== ABOUT THIS TASK ==
Go through the data and retrieve each line that includes the string "sobre".

== PROVIDED INFORMATION ==
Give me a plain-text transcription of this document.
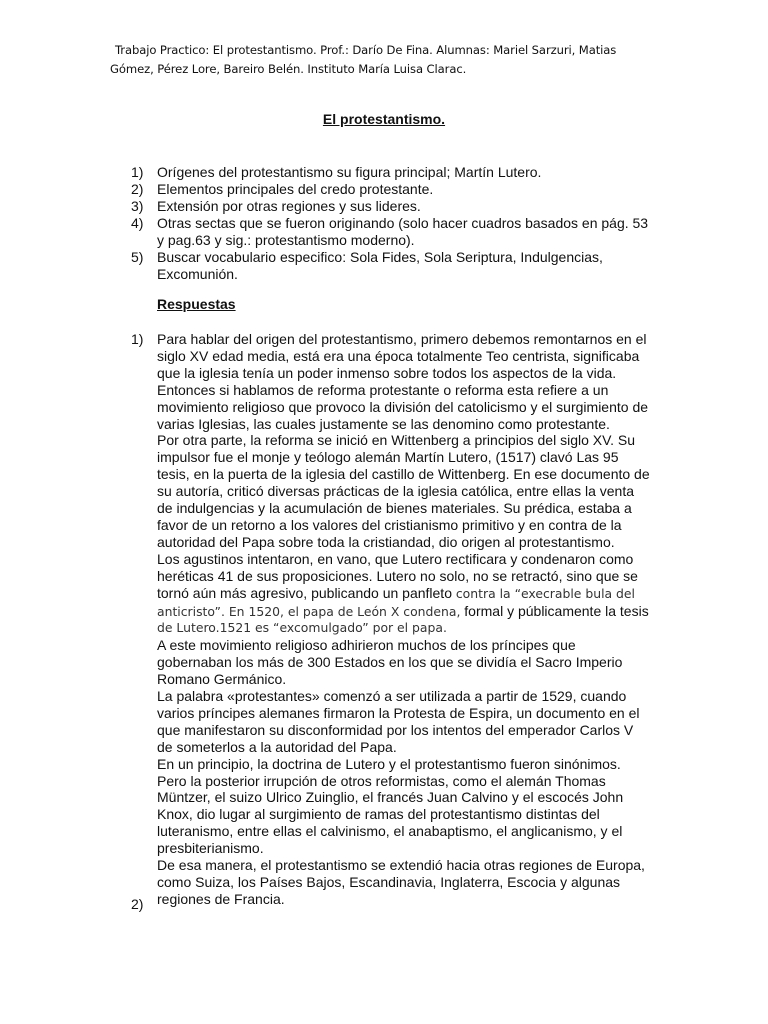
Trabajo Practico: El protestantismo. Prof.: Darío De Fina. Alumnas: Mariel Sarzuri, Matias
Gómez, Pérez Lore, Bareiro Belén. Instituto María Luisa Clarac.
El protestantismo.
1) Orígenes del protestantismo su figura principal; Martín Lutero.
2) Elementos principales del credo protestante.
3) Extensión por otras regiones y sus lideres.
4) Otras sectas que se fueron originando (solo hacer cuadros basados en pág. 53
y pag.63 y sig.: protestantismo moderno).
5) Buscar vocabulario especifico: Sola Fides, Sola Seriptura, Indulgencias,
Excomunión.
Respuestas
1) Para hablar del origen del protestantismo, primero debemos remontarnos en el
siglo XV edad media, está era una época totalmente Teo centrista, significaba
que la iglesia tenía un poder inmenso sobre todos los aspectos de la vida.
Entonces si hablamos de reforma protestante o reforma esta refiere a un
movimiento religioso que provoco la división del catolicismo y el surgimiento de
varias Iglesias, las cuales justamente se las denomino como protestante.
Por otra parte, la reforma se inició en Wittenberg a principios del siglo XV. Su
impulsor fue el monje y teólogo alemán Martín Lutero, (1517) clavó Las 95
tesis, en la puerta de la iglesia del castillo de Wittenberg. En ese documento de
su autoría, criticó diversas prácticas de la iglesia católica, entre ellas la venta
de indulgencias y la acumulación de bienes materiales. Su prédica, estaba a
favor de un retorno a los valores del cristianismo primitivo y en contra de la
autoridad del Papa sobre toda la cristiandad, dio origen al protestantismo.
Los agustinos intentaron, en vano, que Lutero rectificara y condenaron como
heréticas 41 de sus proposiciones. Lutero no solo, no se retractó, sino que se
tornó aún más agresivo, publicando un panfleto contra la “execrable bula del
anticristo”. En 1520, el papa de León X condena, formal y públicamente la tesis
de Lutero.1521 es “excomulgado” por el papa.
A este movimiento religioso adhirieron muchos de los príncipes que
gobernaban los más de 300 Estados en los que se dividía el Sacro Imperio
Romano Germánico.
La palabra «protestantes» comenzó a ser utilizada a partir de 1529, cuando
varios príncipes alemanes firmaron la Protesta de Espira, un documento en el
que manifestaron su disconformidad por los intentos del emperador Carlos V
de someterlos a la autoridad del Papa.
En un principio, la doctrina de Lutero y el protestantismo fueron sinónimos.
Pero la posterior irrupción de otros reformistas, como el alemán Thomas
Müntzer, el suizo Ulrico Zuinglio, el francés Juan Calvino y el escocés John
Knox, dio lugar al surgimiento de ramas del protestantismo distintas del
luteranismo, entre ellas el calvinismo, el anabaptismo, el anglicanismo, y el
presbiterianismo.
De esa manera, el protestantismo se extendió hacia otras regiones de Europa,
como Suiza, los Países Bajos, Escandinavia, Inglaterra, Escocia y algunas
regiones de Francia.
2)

---

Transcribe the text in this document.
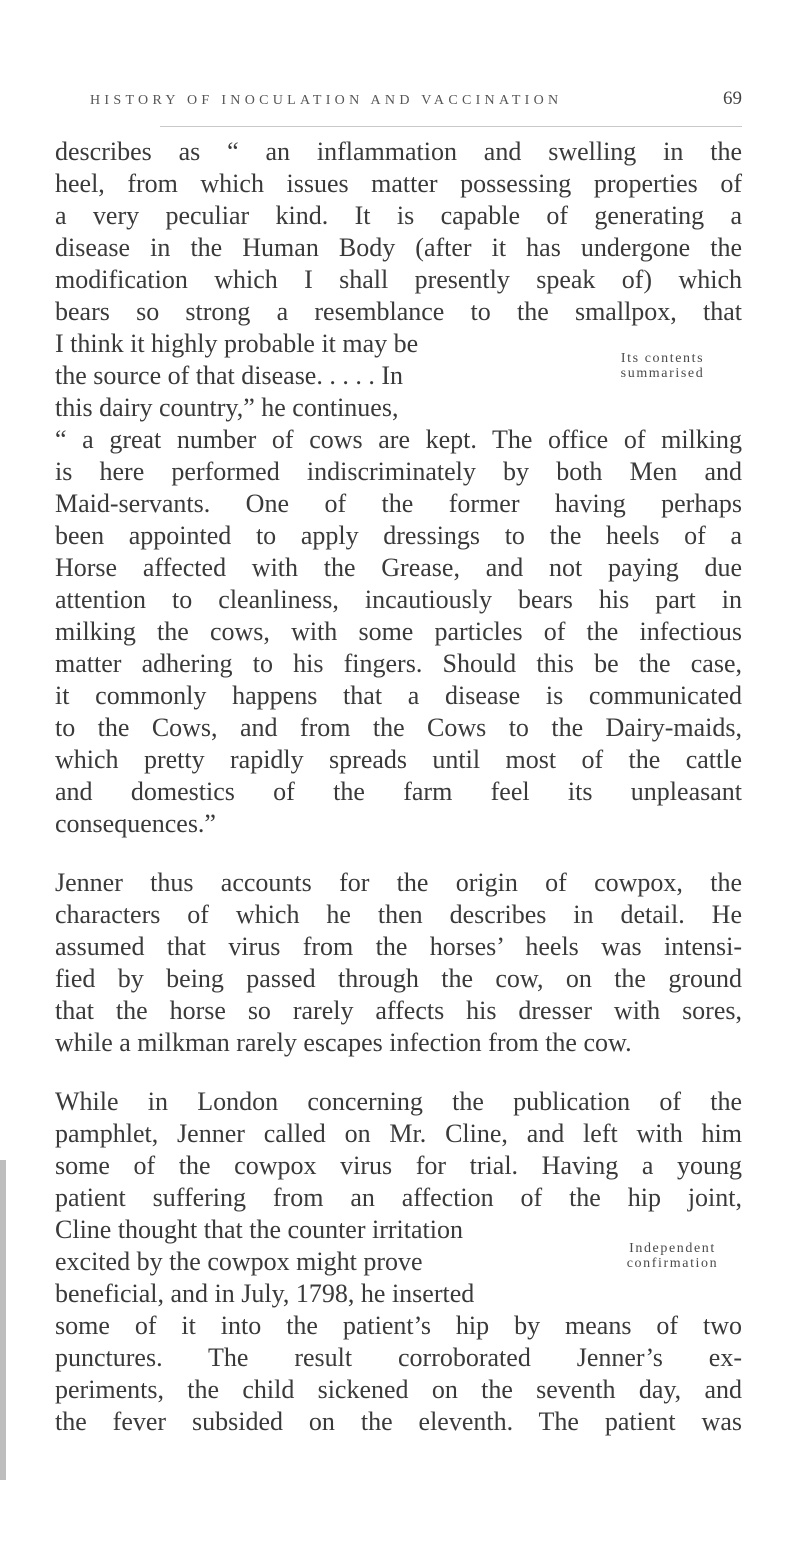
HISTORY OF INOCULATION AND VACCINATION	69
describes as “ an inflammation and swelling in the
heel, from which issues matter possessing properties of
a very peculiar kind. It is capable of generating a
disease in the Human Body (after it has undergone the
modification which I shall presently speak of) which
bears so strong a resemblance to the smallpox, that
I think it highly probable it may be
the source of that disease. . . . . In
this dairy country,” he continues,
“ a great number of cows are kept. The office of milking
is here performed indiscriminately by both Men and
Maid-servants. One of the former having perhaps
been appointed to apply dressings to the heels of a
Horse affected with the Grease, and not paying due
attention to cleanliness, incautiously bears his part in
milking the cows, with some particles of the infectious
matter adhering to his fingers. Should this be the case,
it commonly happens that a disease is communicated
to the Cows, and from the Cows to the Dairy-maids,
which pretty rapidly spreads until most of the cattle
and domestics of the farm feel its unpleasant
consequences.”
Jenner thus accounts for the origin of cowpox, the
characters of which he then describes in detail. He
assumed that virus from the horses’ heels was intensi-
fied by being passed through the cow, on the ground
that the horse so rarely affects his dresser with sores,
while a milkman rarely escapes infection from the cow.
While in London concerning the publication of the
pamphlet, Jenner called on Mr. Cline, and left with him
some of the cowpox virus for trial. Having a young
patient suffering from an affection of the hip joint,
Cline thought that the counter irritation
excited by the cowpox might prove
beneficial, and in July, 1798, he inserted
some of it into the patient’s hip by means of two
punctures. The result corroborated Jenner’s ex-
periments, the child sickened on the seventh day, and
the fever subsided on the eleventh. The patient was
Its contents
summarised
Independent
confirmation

== THE COMPLETED TASK ==
que la iglesia tenía un poder inmenso sobre todos los aspectos de la vida.
autoridad del Papa sobre toda la cristiandad, dio origen al protestantismo.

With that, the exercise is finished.